Information given:
-- START --
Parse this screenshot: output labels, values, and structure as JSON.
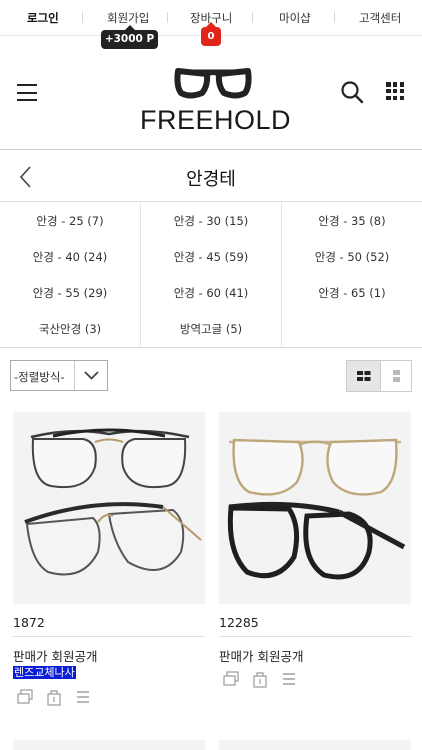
{
  "top_nav": {
    "items": [
      "로그인",
      "회원가입",
      "장바구니",
      "마이샵",
      "고객센터"
    ],
    "point_badge": "+3000 P",
    "cart_count": "0"
  },
  "header": {
    "logo_text": "FREEHOLD"
  },
  "page": {
    "title": "안경테"
  },
  "categories": [
    "안경 - 25 (7)",
    "안경 - 30 (15)",
    "안경 - 35 (8)",
    "안경 - 40 (24)",
    "안경 - 45 (59)",
    "안경 - 50 (52)",
    "안경 - 55 (29)",
    "안경 - 60 (41)",
    "안경 - 65 (1)",
    "국산안경 (3)",
    "방역고글 (5)"
  ],
  "toolbar": {
    "sort_label": "-정렬방식-"
  },
  "products": [
    {
      "name": "1872",
      "price": "판매가 회원공개",
      "tag": "렌즈교체나사"
    },
    {
      "name": "12285",
      "price": "판매가 회원공개",
      "tag": ""
    }
  ],
  "colors": {
    "accent_badge": "#e1251b",
    "tag_background": "#0a1ed6"
  },
  "icons": [
    "menu-icon",
    "search-icon",
    "apps-grid-icon",
    "chevron-left-icon",
    "chevron-down-icon",
    "grid-view-icon",
    "list-view-icon",
    "compare-icon",
    "shopping-bag-icon",
    "list-icon"
  ]
}
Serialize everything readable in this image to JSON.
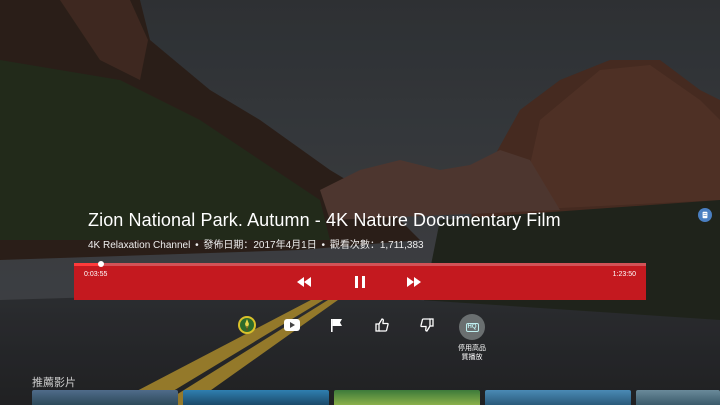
{
  "video": {
    "title": "Zion National Park. Autumn - 4K Nature Documentary Film",
    "channel": "4K Relaxation Channel",
    "dot": "•",
    "published": "發佈日期：2017年4月1日",
    "views": "觀看次數：1,711,383"
  },
  "player": {
    "current_time": "0:03:55",
    "total_time": "1:23:50",
    "progress_fraction": 0.047,
    "accent_color": "#c4191f"
  },
  "controls": {
    "rewind_icon": "rewind-icon",
    "pause_icon": "pause-icon",
    "fast_forward_icon": "fast-forward-icon"
  },
  "actions": {
    "channel_icon": "channel-avatar-icon",
    "youtube_icon": "youtube-icon",
    "flag_icon": "flag-icon",
    "like_icon": "thumbs-up-icon",
    "dislike_icon": "thumbs-down-icon",
    "hq_badge": "HQ",
    "hq_label_line1": "停用高品",
    "hq_label_line2": "質播放"
  },
  "recommended": {
    "heading": "推薦影片"
  }
}
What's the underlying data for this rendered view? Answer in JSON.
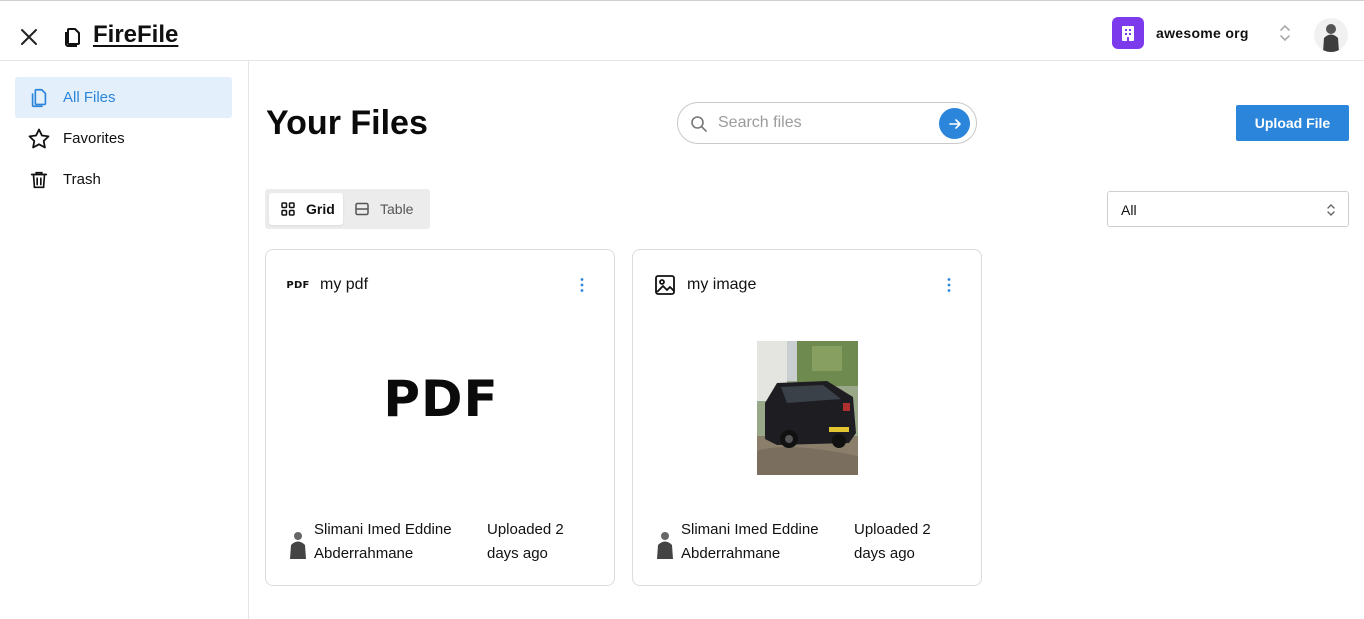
{
  "header": {
    "brand": "FireFile",
    "org": {
      "name": "awesome org",
      "color": "#7c3aed"
    }
  },
  "sidebar": {
    "items": [
      {
        "label": "All Files",
        "icon": "files-icon",
        "active": true
      },
      {
        "label": "Favorites",
        "icon": "star-icon",
        "active": false
      },
      {
        "label": "Trash",
        "icon": "trash-icon",
        "active": false
      }
    ]
  },
  "main": {
    "title": "Your Files",
    "search": {
      "placeholder": "Search files",
      "value": ""
    },
    "upload_label": "Upload File",
    "view_toggle": {
      "grid_label": "Grid",
      "table_label": "Table",
      "selected": "Grid"
    },
    "filter": {
      "value": "All"
    },
    "files": [
      {
        "title": "my pdf",
        "type": "pdf",
        "type_icon_text": "PDF",
        "preview_text": "PDF",
        "owner": "Slimani Imed Eddine Abderrahmane",
        "uploaded": "Uploaded 2 days ago"
      },
      {
        "title": "my image",
        "type": "image",
        "type_icon": "image-icon",
        "owner": "Slimani Imed Eddine Abderrahmane",
        "uploaded": "Uploaded 2 days ago"
      }
    ]
  },
  "colors": {
    "accent": "#2b86db",
    "active_bg": "#e3effb",
    "org_purple": "#7c3aed"
  }
}
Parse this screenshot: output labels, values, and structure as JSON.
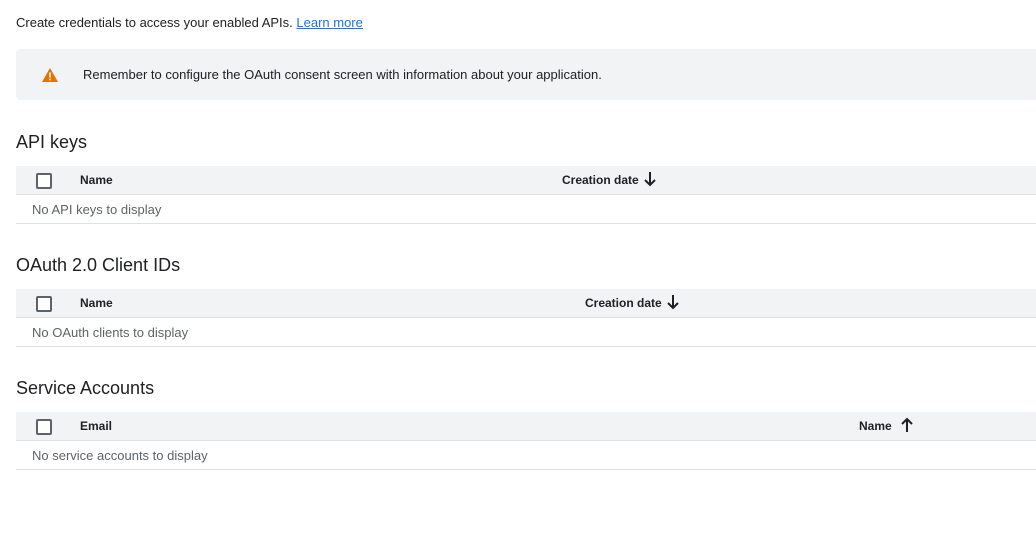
{
  "intro": {
    "text": "Create credentials to access your enabled APIs.",
    "link": "Learn more"
  },
  "banner": {
    "icon": "warning-icon",
    "message": "Remember to configure the OAuth consent screen with information about your application."
  },
  "api_keys": {
    "title": "API keys",
    "columns": [
      "Name",
      "Creation date"
    ],
    "sort_icon": "arrow-down-icon",
    "empty": "No API keys to display"
  },
  "oauth": {
    "title": "OAuth 2.0 Client IDs",
    "columns": [
      "Name",
      "Creation date"
    ],
    "sort_icon": "arrow-down-icon",
    "empty": "No OAuth clients to display"
  },
  "service_accounts": {
    "title": "Service Accounts",
    "columns": [
      "Email",
      "Name"
    ],
    "sort_icon": "arrow-up-icon",
    "empty": "No service accounts to display"
  },
  "colors": {
    "link": "#1a73e8",
    "warning": "#e37400",
    "header_bg": "#f1f3f4"
  }
}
-- END --
Your goal: Copy the whole listing above word for word but do not carry over the pictures.

Written response:
Parse this screenshot: output labels, values, and structure as JSON.
{
  "top_nav": {
    "items": [
      "로그인",
      "회원가입",
      "장바구니",
      "마이샵",
      "고객센터"
    ],
    "point_badge": "+3000 P",
    "cart_count": "0"
  },
  "header": {
    "logo_text": "FREEHOLD"
  },
  "page": {
    "title": "안경테"
  },
  "categories": [
    "안경 - 25 (7)",
    "안경 - 30 (15)",
    "안경 - 35 (8)",
    "안경 - 40 (24)",
    "안경 - 45 (59)",
    "안경 - 50 (52)",
    "안경 - 55 (29)",
    "안경 - 60 (41)",
    "안경 - 65 (1)",
    "국산안경 (3)",
    "방역고글 (5)"
  ],
  "toolbar": {
    "sort_label": "-정렬방식-"
  },
  "products": [
    {
      "name": "1872",
      "price": "판매가 회원공개",
      "tag": "렌즈교체나사"
    },
    {
      "name": "12285",
      "price": "판매가 회원공개",
      "tag": ""
    }
  ],
  "colors": {
    "accent_badge": "#e1251b",
    "tag_background": "#0a1ed6"
  },
  "icons": [
    "menu-icon",
    "search-icon",
    "apps-grid-icon",
    "chevron-left-icon",
    "chevron-down-icon",
    "grid-view-icon",
    "list-view-icon",
    "compare-icon",
    "shopping-bag-icon",
    "list-icon"
  ]
}
Serialize everything readable in this image to JSON.
{
  "video": {
    "title": "Zion National Park. Autumn - 4K Nature Documentary Film",
    "channel": "4K Relaxation Channel",
    "dot": "•",
    "published": "發佈日期：2017年4月1日",
    "views": "觀看次數：1,711,383"
  },
  "player": {
    "current_time": "0:03:55",
    "total_time": "1:23:50",
    "progress_fraction": 0.047,
    "accent_color": "#c4191f"
  },
  "controls": {
    "rewind_icon": "rewind-icon",
    "pause_icon": "pause-icon",
    "fast_forward_icon": "fast-forward-icon"
  },
  "actions": {
    "channel_icon": "channel-avatar-icon",
    "youtube_icon": "youtube-icon",
    "flag_icon": "flag-icon",
    "like_icon": "thumbs-up-icon",
    "dislike_icon": "thumbs-down-icon",
    "hq_badge": "HQ",
    "hq_label_line1": "停用高品",
    "hq_label_line2": "質播放"
  },
  "recommended": {
    "heading": "推薦影片"
  }
}
What's the underlying data for this rendered view? Answer in JSON.
{
  "header": {
    "brand": "FireFile",
    "org": {
      "name": "awesome org",
      "color": "#7c3aed"
    }
  },
  "sidebar": {
    "items": [
      {
        "label": "All Files",
        "icon": "files-icon",
        "active": true
      },
      {
        "label": "Favorites",
        "icon": "star-icon",
        "active": false
      },
      {
        "label": "Trash",
        "icon": "trash-icon",
        "active": false
      }
    ]
  },
  "main": {
    "title": "Your Files",
    "search": {
      "placeholder": "Search files",
      "value": ""
    },
    "upload_label": "Upload File",
    "view_toggle": {
      "grid_label": "Grid",
      "table_label": "Table",
      "selected": "Grid"
    },
    "filter": {
      "value": "All"
    },
    "files": [
      {
        "title": "my pdf",
        "type": "pdf",
        "type_icon_text": "PDF",
        "preview_text": "PDF",
        "owner": "Slimani Imed Eddine Abderrahmane",
        "uploaded": "Uploaded 2 days ago"
      },
      {
        "title": "my image",
        "type": "image",
        "type_icon": "image-icon",
        "owner": "Slimani Imed Eddine Abderrahmane",
        "uploaded": "Uploaded 2 days ago"
      }
    ]
  },
  "colors": {
    "accent": "#2b86db",
    "active_bg": "#e3effb",
    "org_purple": "#7c3aed"
  }
}
Parse this screenshot: output labels, values, and structure as JSON.
{
  "intro": {
    "text": "Create credentials to access your enabled APIs.",
    "link": "Learn more"
  },
  "banner": {
    "icon": "warning-icon",
    "message": "Remember to configure the OAuth consent screen with information about your application."
  },
  "api_keys": {
    "title": "API keys",
    "columns": [
      "Name",
      "Creation date"
    ],
    "sort_icon": "arrow-down-icon",
    "empty": "No API keys to display"
  },
  "oauth": {
    "title": "OAuth 2.0 Client IDs",
    "columns": [
      "Name",
      "Creation date"
    ],
    "sort_icon": "arrow-down-icon",
    "empty": "No OAuth clients to display"
  },
  "service_accounts": {
    "title": "Service Accounts",
    "columns": [
      "Email",
      "Name"
    ],
    "sort_icon": "arrow-up-icon",
    "empty": "No service accounts to display"
  },
  "colors": {
    "link": "#1a73e8",
    "warning": "#e37400",
    "header_bg": "#f1f3f4"
  }
}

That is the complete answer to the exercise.